Stored data entries =
====
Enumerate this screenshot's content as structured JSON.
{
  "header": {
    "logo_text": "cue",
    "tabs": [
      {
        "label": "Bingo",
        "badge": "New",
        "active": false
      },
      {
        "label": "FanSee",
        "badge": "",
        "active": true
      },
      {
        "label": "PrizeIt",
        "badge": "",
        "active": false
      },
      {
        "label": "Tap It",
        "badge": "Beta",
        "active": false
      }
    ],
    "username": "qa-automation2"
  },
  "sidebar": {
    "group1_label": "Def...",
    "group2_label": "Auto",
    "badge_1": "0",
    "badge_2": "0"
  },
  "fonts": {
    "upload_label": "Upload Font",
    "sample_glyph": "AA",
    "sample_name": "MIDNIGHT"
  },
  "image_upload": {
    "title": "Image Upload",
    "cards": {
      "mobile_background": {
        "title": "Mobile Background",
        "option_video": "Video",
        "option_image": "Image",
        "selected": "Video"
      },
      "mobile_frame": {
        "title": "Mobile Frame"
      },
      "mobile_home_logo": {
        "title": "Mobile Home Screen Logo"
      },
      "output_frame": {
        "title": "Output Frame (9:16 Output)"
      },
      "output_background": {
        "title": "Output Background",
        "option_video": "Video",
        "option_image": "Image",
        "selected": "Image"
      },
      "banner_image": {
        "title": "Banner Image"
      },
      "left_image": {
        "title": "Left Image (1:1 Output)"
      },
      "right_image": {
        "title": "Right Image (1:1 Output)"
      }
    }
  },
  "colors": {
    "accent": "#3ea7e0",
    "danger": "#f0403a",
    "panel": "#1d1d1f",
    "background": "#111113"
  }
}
====
GOAL =
Extract each line of the material exactly as it stands.

TASK SOLUTION =
Enumerate this screenshot's content as structured JSON.
{
  "header": {
    "logo_text": "cue",
    "tabs": [
      {
        "label": "Bingo",
        "badge": "New",
        "active": false
      },
      {
        "label": "FanSee",
        "badge": "",
        "active": true
      },
      {
        "label": "PrizeIt",
        "badge": "",
        "active": false
      },
      {
        "label": "Tap It",
        "badge": "Beta",
        "active": false
      }
    ],
    "username": "qa-automation2"
  },
  "sidebar": {
    "group1_label": "Def...",
    "group2_label": "Auto",
    "badge_1": "0",
    "badge_2": "0"
  },
  "fonts": {
    "upload_label": "Upload Font",
    "sample_glyph": "AA",
    "sample_name": "MIDNIGHT"
  },
  "image_upload": {
    "title": "Image Upload",
    "cards": {
      "mobile_background": {
        "title": "Mobile Background",
        "option_video": "Video",
        "option_image": "Image",
        "selected": "Video"
      },
      "mobile_frame": {
        "title": "Mobile Frame"
      },
      "mobile_home_logo": {
        "title": "Mobile Home Screen Logo"
      },
      "output_frame": {
        "title": "Output Frame (9:16 Output)"
      },
      "output_background": {
        "title": "Output Background",
        "option_video": "Video",
        "option_image": "Image",
        "selected": "Image"
      },
      "banner_image": {
        "title": "Banner Image"
      },
      "left_image": {
        "title": "Left Image (1:1 Output)"
      },
      "right_image": {
        "title": "Right Image (1:1 Output)"
      }
    }
  },
  "colors": {
    "accent": "#3ea7e0",
    "danger": "#f0403a",
    "panel": "#1d1d1f",
    "background": "#111113"
  }
}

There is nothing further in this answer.